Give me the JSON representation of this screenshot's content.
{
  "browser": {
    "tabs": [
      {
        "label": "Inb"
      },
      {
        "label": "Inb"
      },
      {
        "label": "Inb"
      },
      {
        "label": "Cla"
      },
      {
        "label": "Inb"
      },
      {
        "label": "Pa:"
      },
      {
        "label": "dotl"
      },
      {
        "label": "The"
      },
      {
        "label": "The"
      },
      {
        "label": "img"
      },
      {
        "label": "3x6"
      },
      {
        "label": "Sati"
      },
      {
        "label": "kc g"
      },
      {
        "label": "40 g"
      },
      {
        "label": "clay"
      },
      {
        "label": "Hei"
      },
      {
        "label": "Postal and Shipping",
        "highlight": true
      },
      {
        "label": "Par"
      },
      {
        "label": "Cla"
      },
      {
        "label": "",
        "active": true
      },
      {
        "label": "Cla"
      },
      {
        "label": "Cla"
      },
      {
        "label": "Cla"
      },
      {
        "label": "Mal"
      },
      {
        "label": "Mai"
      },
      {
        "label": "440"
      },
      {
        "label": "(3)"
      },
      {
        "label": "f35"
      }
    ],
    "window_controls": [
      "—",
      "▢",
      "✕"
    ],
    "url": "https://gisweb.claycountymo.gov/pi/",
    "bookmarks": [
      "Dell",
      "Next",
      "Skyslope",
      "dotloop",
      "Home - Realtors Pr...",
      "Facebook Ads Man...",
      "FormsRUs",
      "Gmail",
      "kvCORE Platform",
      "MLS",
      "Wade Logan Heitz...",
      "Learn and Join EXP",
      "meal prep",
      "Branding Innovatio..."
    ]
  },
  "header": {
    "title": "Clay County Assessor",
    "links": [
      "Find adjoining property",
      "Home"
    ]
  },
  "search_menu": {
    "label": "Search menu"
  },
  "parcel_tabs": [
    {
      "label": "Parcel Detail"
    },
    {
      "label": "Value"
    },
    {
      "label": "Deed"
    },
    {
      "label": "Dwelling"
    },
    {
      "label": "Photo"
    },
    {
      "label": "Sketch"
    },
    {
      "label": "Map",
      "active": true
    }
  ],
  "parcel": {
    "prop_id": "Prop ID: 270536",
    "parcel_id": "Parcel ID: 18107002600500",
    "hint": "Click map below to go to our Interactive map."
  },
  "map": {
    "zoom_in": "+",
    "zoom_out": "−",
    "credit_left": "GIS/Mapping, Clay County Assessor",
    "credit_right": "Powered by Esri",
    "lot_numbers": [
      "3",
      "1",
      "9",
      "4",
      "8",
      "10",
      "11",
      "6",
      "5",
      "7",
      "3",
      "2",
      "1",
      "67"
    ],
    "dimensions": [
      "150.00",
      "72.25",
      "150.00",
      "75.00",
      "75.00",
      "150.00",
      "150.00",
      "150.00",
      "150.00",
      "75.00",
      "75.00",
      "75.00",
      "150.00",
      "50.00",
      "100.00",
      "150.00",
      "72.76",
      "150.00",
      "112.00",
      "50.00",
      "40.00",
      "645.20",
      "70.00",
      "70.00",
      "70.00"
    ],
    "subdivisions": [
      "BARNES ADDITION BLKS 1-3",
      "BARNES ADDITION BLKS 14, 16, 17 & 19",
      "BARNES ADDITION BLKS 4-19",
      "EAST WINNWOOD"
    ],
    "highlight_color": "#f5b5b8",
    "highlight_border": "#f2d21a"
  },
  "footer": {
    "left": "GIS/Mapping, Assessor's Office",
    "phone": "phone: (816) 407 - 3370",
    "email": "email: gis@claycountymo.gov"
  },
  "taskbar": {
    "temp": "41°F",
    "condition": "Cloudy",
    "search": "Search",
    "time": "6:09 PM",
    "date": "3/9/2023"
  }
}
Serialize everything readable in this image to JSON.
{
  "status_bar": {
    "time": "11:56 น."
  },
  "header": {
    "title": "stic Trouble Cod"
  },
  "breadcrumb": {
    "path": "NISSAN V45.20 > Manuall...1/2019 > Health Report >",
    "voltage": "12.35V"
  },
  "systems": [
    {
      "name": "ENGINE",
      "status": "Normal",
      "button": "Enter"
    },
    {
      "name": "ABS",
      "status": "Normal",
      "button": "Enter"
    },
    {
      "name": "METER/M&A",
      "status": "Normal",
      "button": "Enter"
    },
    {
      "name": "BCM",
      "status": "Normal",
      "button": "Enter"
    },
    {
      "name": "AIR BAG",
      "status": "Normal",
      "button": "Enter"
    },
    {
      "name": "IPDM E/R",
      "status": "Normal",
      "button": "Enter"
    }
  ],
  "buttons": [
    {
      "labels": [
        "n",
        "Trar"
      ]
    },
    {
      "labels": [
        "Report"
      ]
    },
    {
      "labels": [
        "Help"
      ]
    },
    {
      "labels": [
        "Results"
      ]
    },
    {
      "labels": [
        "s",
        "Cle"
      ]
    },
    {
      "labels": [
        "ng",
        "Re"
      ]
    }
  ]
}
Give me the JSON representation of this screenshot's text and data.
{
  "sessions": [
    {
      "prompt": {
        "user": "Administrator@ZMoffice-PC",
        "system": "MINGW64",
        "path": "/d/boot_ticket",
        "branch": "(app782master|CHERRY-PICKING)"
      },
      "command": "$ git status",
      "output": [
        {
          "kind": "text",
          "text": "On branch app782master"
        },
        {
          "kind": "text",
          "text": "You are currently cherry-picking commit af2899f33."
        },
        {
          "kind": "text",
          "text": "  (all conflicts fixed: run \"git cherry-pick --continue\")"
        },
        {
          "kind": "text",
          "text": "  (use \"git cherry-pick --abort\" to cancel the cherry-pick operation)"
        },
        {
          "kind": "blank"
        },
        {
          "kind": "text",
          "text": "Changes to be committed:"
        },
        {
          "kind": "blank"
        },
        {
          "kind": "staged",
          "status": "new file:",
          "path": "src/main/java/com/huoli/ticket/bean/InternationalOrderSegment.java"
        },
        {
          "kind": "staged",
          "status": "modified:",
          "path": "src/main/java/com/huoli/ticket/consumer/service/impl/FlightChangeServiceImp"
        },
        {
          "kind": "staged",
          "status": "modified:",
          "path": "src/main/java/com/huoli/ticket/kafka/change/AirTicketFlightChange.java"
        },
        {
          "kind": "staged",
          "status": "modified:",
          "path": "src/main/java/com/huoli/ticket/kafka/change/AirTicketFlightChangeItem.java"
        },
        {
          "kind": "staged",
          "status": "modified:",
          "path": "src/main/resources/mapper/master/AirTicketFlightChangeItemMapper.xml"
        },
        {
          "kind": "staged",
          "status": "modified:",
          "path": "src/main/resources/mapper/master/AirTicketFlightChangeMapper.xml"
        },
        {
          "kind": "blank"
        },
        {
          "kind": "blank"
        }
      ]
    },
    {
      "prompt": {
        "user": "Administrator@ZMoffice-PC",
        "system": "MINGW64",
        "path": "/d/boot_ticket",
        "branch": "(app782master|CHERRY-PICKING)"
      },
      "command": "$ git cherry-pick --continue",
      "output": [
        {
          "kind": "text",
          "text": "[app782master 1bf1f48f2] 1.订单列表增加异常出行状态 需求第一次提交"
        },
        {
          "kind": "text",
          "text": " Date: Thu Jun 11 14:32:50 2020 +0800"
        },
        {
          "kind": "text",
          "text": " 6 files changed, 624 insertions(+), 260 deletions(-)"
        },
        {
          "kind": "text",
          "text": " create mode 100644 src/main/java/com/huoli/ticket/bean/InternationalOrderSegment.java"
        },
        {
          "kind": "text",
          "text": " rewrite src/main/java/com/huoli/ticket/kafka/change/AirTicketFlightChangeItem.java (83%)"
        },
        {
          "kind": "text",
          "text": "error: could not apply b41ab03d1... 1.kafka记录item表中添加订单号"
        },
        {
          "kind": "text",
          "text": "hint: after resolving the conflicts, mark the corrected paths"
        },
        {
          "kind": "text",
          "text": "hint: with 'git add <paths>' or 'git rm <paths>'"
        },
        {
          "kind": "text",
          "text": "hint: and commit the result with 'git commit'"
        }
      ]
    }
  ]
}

──────

Compute how many lines include the string "representation", then give that number by itself.

2